PROBLEM TO SOLVE: Without including any pictures, write out the listing below exactly.

[Stored items from a collection]
** begin **

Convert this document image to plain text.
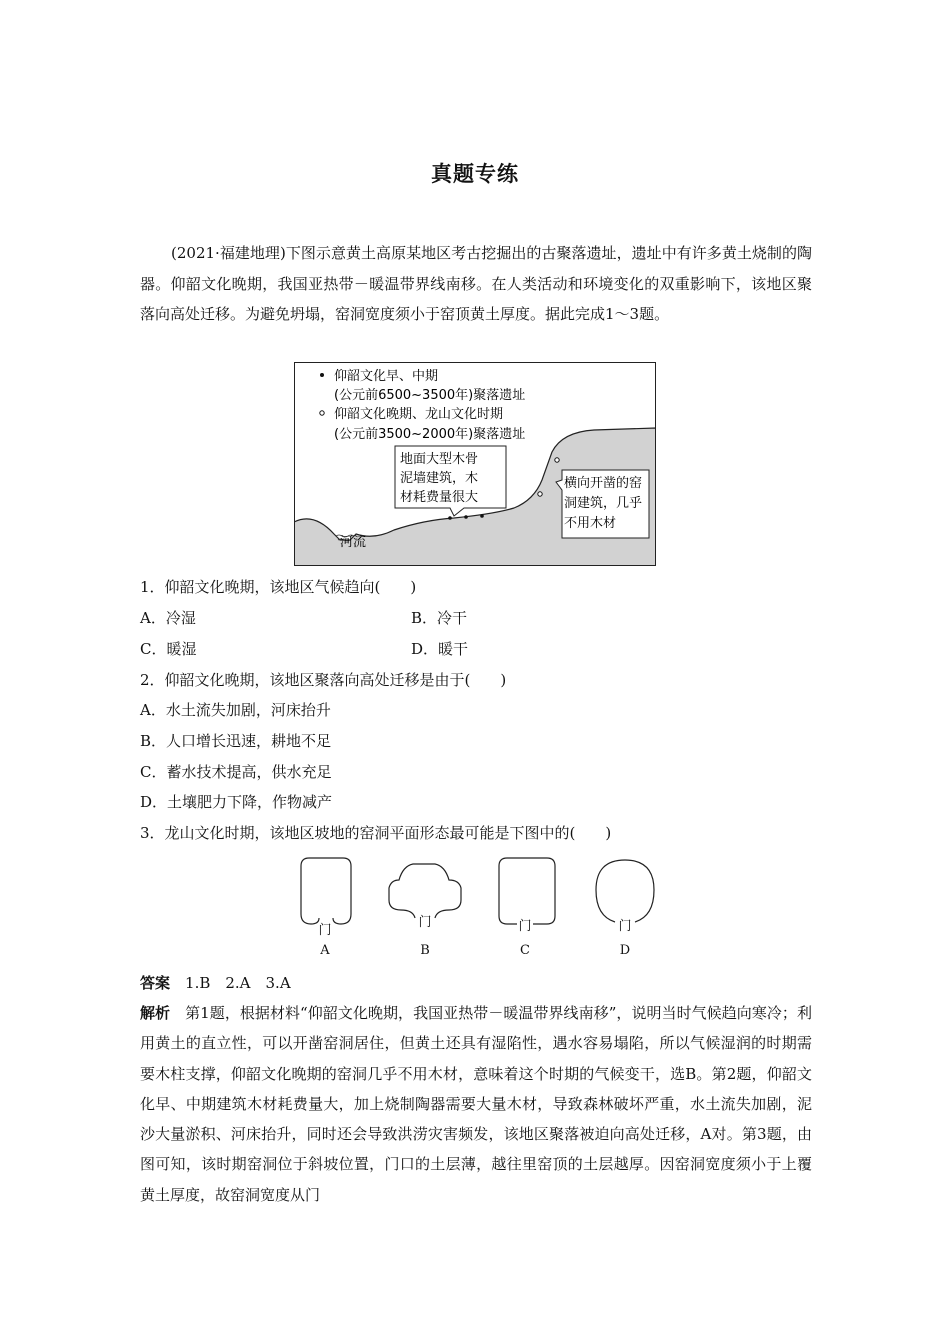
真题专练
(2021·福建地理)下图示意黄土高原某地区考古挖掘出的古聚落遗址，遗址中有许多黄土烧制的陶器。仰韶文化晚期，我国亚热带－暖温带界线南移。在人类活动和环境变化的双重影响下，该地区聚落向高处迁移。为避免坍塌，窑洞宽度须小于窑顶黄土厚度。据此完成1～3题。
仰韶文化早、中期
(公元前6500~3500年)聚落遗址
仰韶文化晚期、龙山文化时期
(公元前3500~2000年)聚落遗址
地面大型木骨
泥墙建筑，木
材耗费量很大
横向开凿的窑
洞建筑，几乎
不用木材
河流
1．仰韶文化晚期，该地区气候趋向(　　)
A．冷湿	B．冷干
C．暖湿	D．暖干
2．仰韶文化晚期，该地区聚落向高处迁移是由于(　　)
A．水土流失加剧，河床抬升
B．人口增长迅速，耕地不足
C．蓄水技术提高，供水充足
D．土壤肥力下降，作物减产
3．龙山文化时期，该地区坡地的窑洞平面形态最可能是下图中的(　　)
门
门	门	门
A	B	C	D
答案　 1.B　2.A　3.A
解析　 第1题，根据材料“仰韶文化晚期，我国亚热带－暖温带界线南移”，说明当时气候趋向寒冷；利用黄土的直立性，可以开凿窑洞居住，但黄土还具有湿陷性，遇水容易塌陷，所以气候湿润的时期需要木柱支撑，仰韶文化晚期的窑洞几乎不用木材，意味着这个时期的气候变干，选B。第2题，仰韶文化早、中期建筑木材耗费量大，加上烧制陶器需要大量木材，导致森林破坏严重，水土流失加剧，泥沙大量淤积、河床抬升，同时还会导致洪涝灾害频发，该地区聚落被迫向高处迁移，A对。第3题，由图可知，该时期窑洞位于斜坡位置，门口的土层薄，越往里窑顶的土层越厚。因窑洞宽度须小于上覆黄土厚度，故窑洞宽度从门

** end **

RESPONSE TO THE EXERCISE:
Convert this document image to plain text.
真题专练
(2021·福建地理)下图示意黄土高原某地区考古挖掘出的古聚落遗址，遗址中有许多黄土烧制的陶器。仰韶文化晚期，我国亚热带－暖温带界线南移。在人类活动和环境变化的双重影响下，该地区聚落向高处迁移。为避免坍塌，窑洞宽度须小于窑顶黄土厚度。据此完成1～3题。
仰韶文化早、中期
(公元前6500~3500年)聚落遗址
仰韶文化晚期、龙山文化时期
(公元前3500~2000年)聚落遗址
地面大型木骨
泥墙建筑，木
材耗费量很大
横向开凿的窑
洞建筑，几乎
不用木材
河流
1．仰韶文化晚期，该地区气候趋向(　　)
A．冷湿	B．冷干
C．暖湿	D．暖干
2．仰韶文化晚期，该地区聚落向高处迁移是由于(　　)
A．水土流失加剧，河床抬升
B．人口增长迅速，耕地不足
C．蓄水技术提高，供水充足
D．土壤肥力下降，作物减产
3．龙山文化时期，该地区坡地的窑洞平面形态最可能是下图中的(　　)
门
门	门	门
A	B	C	D
答案　 1.B　2.A　3.A
解析　 第1题，根据材料“仰韶文化晚期，我国亚热带－暖温带界线南移”，说明当时气候趋向寒冷；利用黄土的直立性，可以开凿窑洞居住，但黄土还具有湿陷性，遇水容易塌陷，所以气候湿润的时期需要木柱支撑，仰韶文化晚期的窑洞几乎不用木材，意味着这个时期的气候变干，选B。第2题，仰韶文化早、中期建筑木材耗费量大，加上烧制陶器需要大量木材，导致森林破坏严重，水土流失加剧，泥沙大量淤积、河床抬升，同时还会导致洪涝灾害频发，该地区聚落被迫向高处迁移，A对。第3题，由图可知，该时期窑洞位于斜坡位置，门口的土层薄，越往里窑顶的土层越厚。因窑洞宽度须小于上覆黄土厚度，故窑洞宽度从门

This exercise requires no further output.